Exercise objective: Read the records below and copy each line that contains "Handelsvolumen".

Data provided:
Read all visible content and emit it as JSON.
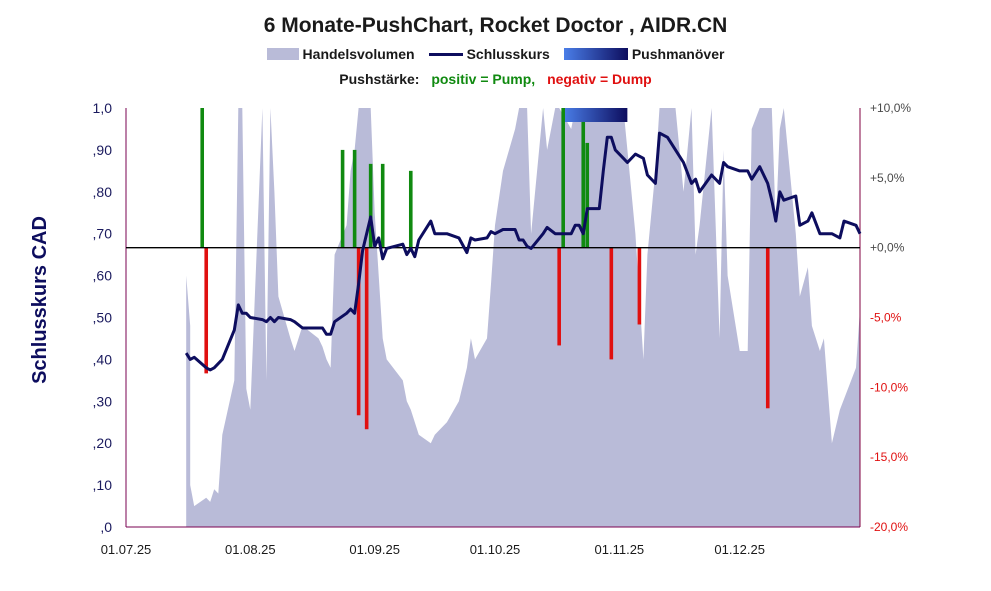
{
  "title": "6 Monate-PushChart, Rocket Doctor , AIDR.CN",
  "legend": {
    "volume": "Handelsvolumen",
    "close": "Schlusskurs",
    "push": "Pushmanöver"
  },
  "subtitle": {
    "lead": "Pushstärke:",
    "positive": "positiv = Pump,",
    "negative": "negativ = Dump"
  },
  "colors": {
    "volume": "#b9bbd8",
    "close": "#0d0d5e",
    "pump": "#108a10",
    "dump": "#e01010",
    "axis_right": "#800040",
    "push_start": "#4a7ee8",
    "push_end": "#0d0d5e"
  },
  "chart_data": {
    "type": "line",
    "ylabel": "Schlusskurs CAD",
    "y_left": {
      "range": [
        0,
        1.0
      ],
      "ticks": [
        ",0",
        ",10",
        ",20",
        ",30",
        ",40",
        ",50",
        ",60",
        ",70",
        ",80",
        ",90",
        "1,0"
      ]
    },
    "y_right": {
      "range": [
        -20,
        10
      ],
      "ticks": [
        "-20,0%",
        "-15,0%",
        "-10,0%",
        "-5,0%",
        "+0,0%",
        "+5,0%",
        "+10,0%"
      ]
    },
    "x": {
      "range": [
        "2025-07-01",
        "2025-12-31"
      ],
      "ticks": [
        "01.07.25",
        "01.08.25",
        "01.09.25",
        "01.10.25",
        "01.11.25",
        "01.12.25"
      ]
    },
    "close_series": {
      "name": "Schlusskurs",
      "points": [
        [
          "2025-07-16",
          0.415
        ],
        [
          "2025-07-17",
          0.4
        ],
        [
          "2025-07-18",
          0.405
        ],
        [
          "2025-07-21",
          0.38
        ],
        [
          "2025-07-22",
          0.375
        ],
        [
          "2025-07-23",
          0.38
        ],
        [
          "2025-07-24",
          0.39
        ],
        [
          "2025-07-25",
          0.4
        ],
        [
          "2025-07-28",
          0.47
        ],
        [
          "2025-07-29",
          0.53
        ],
        [
          "2025-07-30",
          0.51
        ],
        [
          "2025-07-31",
          0.51
        ],
        [
          "2025-08-01",
          0.5
        ],
        [
          "2025-08-04",
          0.495
        ],
        [
          "2025-08-05",
          0.49
        ],
        [
          "2025-08-06",
          0.5
        ],
        [
          "2025-08-07",
          0.49
        ],
        [
          "2025-08-08",
          0.5
        ],
        [
          "2025-08-11",
          0.495
        ],
        [
          "2025-08-12",
          0.49
        ],
        [
          "2025-08-14",
          0.475
        ],
        [
          "2025-08-18",
          0.475
        ],
        [
          "2025-08-19",
          0.475
        ],
        [
          "2025-08-20",
          0.46
        ],
        [
          "2025-08-21",
          0.46
        ],
        [
          "2025-08-22",
          0.49
        ],
        [
          "2025-08-25",
          0.51
        ],
        [
          "2025-08-26",
          0.52
        ],
        [
          "2025-08-27",
          0.51
        ],
        [
          "2025-08-28",
          0.58
        ],
        [
          "2025-08-29",
          0.66
        ],
        [
          "2025-08-31",
          0.74
        ],
        [
          "2025-09-01",
          0.67
        ],
        [
          "2025-09-02",
          0.69
        ],
        [
          "2025-09-03",
          0.64
        ],
        [
          "2025-09-04",
          0.665
        ],
        [
          "2025-09-08",
          0.675
        ],
        [
          "2025-09-09",
          0.65
        ],
        [
          "2025-09-10",
          0.665
        ],
        [
          "2025-09-11",
          0.645
        ],
        [
          "2025-09-12",
          0.685
        ],
        [
          "2025-09-15",
          0.73
        ],
        [
          "2025-09-16",
          0.7
        ],
        [
          "2025-09-19",
          0.7
        ],
        [
          "2025-09-22",
          0.69
        ],
        [
          "2025-09-24",
          0.655
        ],
        [
          "2025-09-25",
          0.69
        ],
        [
          "2025-09-26",
          0.685
        ],
        [
          "2025-09-29",
          0.69
        ],
        [
          "2025-09-30",
          0.705
        ],
        [
          "2025-10-01",
          0.7
        ],
        [
          "2025-10-03",
          0.71
        ],
        [
          "2025-10-06",
          0.71
        ],
        [
          "2025-10-07",
          0.685
        ],
        [
          "2025-10-08",
          0.685
        ],
        [
          "2025-10-09",
          0.67
        ],
        [
          "2025-10-10",
          0.665
        ],
        [
          "2025-10-13",
          0.7
        ],
        [
          "2025-10-14",
          0.715
        ],
        [
          "2025-10-16",
          0.7
        ],
        [
          "2025-10-17",
          0.7
        ],
        [
          "2025-10-20",
          0.7
        ],
        [
          "2025-10-21",
          0.72
        ],
        [
          "2025-10-22",
          0.72
        ],
        [
          "2025-10-23",
          0.7
        ],
        [
          "2025-10-24",
          0.76
        ],
        [
          "2025-10-27",
          0.76
        ],
        [
          "2025-10-28",
          0.85
        ],
        [
          "2025-10-29",
          0.93
        ],
        [
          "2025-10-30",
          0.93
        ],
        [
          "2025-10-31",
          0.9
        ],
        [
          "2025-11-02",
          0.88
        ],
        [
          "2025-11-03",
          0.87
        ],
        [
          "2025-11-05",
          0.89
        ],
        [
          "2025-11-07",
          0.88
        ],
        [
          "2025-11-08",
          0.84
        ],
        [
          "2025-11-10",
          0.82
        ],
        [
          "2025-11-11",
          0.94
        ],
        [
          "2025-11-13",
          0.93
        ],
        [
          "2025-11-15",
          0.9
        ],
        [
          "2025-11-17",
          0.87
        ],
        [
          "2025-11-19",
          0.82
        ],
        [
          "2025-11-20",
          0.83
        ],
        [
          "2025-11-21",
          0.8
        ],
        [
          "2025-11-24",
          0.84
        ],
        [
          "2025-11-26",
          0.82
        ],
        [
          "2025-11-27",
          0.87
        ],
        [
          "2025-11-28",
          0.86
        ],
        [
          "2025-12-01",
          0.85
        ],
        [
          "2025-12-03",
          0.85
        ],
        [
          "2025-12-04",
          0.83
        ],
        [
          "2025-12-06",
          0.86
        ],
        [
          "2025-12-08",
          0.82
        ],
        [
          "2025-12-09",
          0.78
        ],
        [
          "2025-12-10",
          0.73
        ],
        [
          "2025-12-11",
          0.8
        ],
        [
          "2025-12-12",
          0.78
        ],
        [
          "2025-12-15",
          0.79
        ],
        [
          "2025-12-16",
          0.72
        ],
        [
          "2025-12-18",
          0.73
        ],
        [
          "2025-12-19",
          0.75
        ],
        [
          "2025-12-21",
          0.7
        ],
        [
          "2025-12-24",
          0.7
        ],
        [
          "2025-12-26",
          0.69
        ],
        [
          "2025-12-27",
          0.73
        ],
        [
          "2025-12-30",
          0.72
        ],
        [
          "2025-12-31",
          0.7
        ]
      ]
    },
    "volume_series": {
      "name": "Handelsvolumen",
      "values_relative": [
        [
          "2025-07-16",
          0.6
        ],
        [
          "2025-07-17",
          0.48
        ],
        [
          "2025-07-17",
          0.1
        ],
        [
          "2025-07-18",
          0.05
        ],
        [
          "2025-07-21",
          0.07
        ],
        [
          "2025-07-22",
          0.06
        ],
        [
          "2025-07-23",
          0.09
        ],
        [
          "2025-07-24",
          0.08
        ],
        [
          "2025-07-25",
          0.22
        ],
        [
          "2025-07-28",
          0.35
        ],
        [
          "2025-07-29",
          1.1
        ],
        [
          "2025-07-30",
          1.1
        ],
        [
          "2025-07-31",
          0.33
        ],
        [
          "2025-08-01",
          0.28
        ],
        [
          "2025-08-04",
          1.1
        ],
        [
          "2025-08-05",
          0.35
        ],
        [
          "2025-08-06",
          1.1
        ],
        [
          "2025-08-07",
          0.8
        ],
        [
          "2025-08-08",
          0.55
        ],
        [
          "2025-08-11",
          0.45
        ],
        [
          "2025-08-12",
          0.42
        ],
        [
          "2025-08-14",
          0.48
        ],
        [
          "2025-08-18",
          0.45
        ],
        [
          "2025-08-19",
          0.43
        ],
        [
          "2025-08-20",
          0.4
        ],
        [
          "2025-08-21",
          0.38
        ],
        [
          "2025-08-22",
          0.65
        ],
        [
          "2025-08-25",
          0.72
        ],
        [
          "2025-08-26",
          0.85
        ],
        [
          "2025-08-27",
          0.9
        ],
        [
          "2025-08-28",
          1.0
        ],
        [
          "2025-08-29",
          1.1
        ],
        [
          "2025-08-31",
          1.1
        ],
        [
          "2025-09-01",
          0.75
        ],
        [
          "2025-09-02",
          0.6
        ],
        [
          "2025-09-03",
          0.45
        ],
        [
          "2025-09-04",
          0.4
        ],
        [
          "2025-09-08",
          0.35
        ],
        [
          "2025-09-09",
          0.3
        ],
        [
          "2025-09-10",
          0.28
        ],
        [
          "2025-09-11",
          0.25
        ],
        [
          "2025-09-12",
          0.22
        ],
        [
          "2025-09-15",
          0.2
        ],
        [
          "2025-09-16",
          0.22
        ],
        [
          "2025-09-19",
          0.25
        ],
        [
          "2025-09-22",
          0.3
        ],
        [
          "2025-09-24",
          0.38
        ],
        [
          "2025-09-25",
          0.45
        ],
        [
          "2025-09-26",
          0.4
        ],
        [
          "2025-09-29",
          0.45
        ],
        [
          "2025-09-30",
          0.58
        ],
        [
          "2025-10-01",
          0.72
        ],
        [
          "2025-10-03",
          0.85
        ],
        [
          "2025-10-06",
          0.95
        ],
        [
          "2025-10-07",
          1.0
        ],
        [
          "2025-10-08",
          1.1
        ],
        [
          "2025-10-09",
          1.05
        ],
        [
          "2025-10-10",
          0.7
        ],
        [
          "2025-10-13",
          1.1
        ],
        [
          "2025-10-14",
          0.9
        ],
        [
          "2025-10-16",
          1.1
        ],
        [
          "2025-10-17",
          1.0
        ],
        [
          "2025-10-20",
          0.95
        ],
        [
          "2025-10-21",
          1.1
        ],
        [
          "2025-10-22",
          1.1
        ],
        [
          "2025-10-23",
          1.1
        ],
        [
          "2025-10-24",
          1.1
        ],
        [
          "2025-10-27",
          1.1
        ],
        [
          "2025-10-28",
          1.1
        ],
        [
          "2025-10-29",
          1.1
        ],
        [
          "2025-10-30",
          1.1
        ],
        [
          "2025-10-31",
          1.1
        ],
        [
          "2025-11-02",
          1.1
        ],
        [
          "2025-11-03",
          0.9
        ],
        [
          "2025-11-05",
          0.7
        ],
        [
          "2025-11-07",
          0.4
        ],
        [
          "2025-11-08",
          0.65
        ],
        [
          "2025-11-10",
          0.85
        ],
        [
          "2025-11-11",
          1.1
        ],
        [
          "2025-11-13",
          1.1
        ],
        [
          "2025-11-15",
          1.0
        ],
        [
          "2025-11-17",
          0.8
        ],
        [
          "2025-11-19",
          1.1
        ],
        [
          "2025-11-20",
          0.65
        ],
        [
          "2025-11-21",
          0.72
        ],
        [
          "2025-11-24",
          1.1
        ],
        [
          "2025-11-26",
          0.45
        ],
        [
          "2025-11-27",
          0.9
        ],
        [
          "2025-11-28",
          0.6
        ],
        [
          "2025-12-01",
          0.42
        ],
        [
          "2025-12-03",
          0.42
        ],
        [
          "2025-12-04",
          0.95
        ],
        [
          "2025-12-06",
          1.1
        ],
        [
          "2025-12-08",
          1.1
        ],
        [
          "2025-12-09",
          1.1
        ],
        [
          "2025-12-10",
          0.72
        ],
        [
          "2025-12-11",
          0.95
        ],
        [
          "2025-12-12",
          1.0
        ],
        [
          "2025-12-15",
          0.7
        ],
        [
          "2025-12-16",
          0.55
        ],
        [
          "2025-12-18",
          0.62
        ],
        [
          "2025-12-19",
          0.48
        ],
        [
          "2025-12-21",
          0.42
        ],
        [
          "2025-12-22",
          0.45
        ],
        [
          "2025-12-24",
          0.2
        ],
        [
          "2025-12-26",
          0.28
        ],
        [
          "2025-12-30",
          0.38
        ],
        [
          "2025-12-31",
          0.52
        ]
      ]
    },
    "push_strength_percent": [
      {
        "date": "2025-07-20",
        "value": 10.0
      },
      {
        "date": "2025-07-21",
        "value": -9.0
      },
      {
        "date": "2025-08-24",
        "value": 7.0
      },
      {
        "date": "2025-08-27",
        "value": 7.0
      },
      {
        "date": "2025-08-28",
        "value": -12.0
      },
      {
        "date": "2025-08-30",
        "value": -13.0
      },
      {
        "date": "2025-08-31",
        "value": 6.0
      },
      {
        "date": "2025-09-03",
        "value": 6.0
      },
      {
        "date": "2025-09-10",
        "value": 5.5
      },
      {
        "date": "2025-10-17",
        "value": -7.0
      },
      {
        "date": "2025-10-18",
        "value": 10.0
      },
      {
        "date": "2025-10-23",
        "value": 9.0
      },
      {
        "date": "2025-10-24",
        "value": 7.5
      },
      {
        "date": "2025-10-30",
        "value": -8.0
      },
      {
        "date": "2025-11-06",
        "value": -5.5
      },
      {
        "date": "2025-12-08",
        "value": -11.5
      }
    ],
    "push_maneuver": {
      "start": "2025-10-18",
      "end": "2025-11-03"
    },
    "zero_line_right": 0
  }
}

Result below:
    "volume": "Handelsvolumen",
      "name": "Handelsvolumen",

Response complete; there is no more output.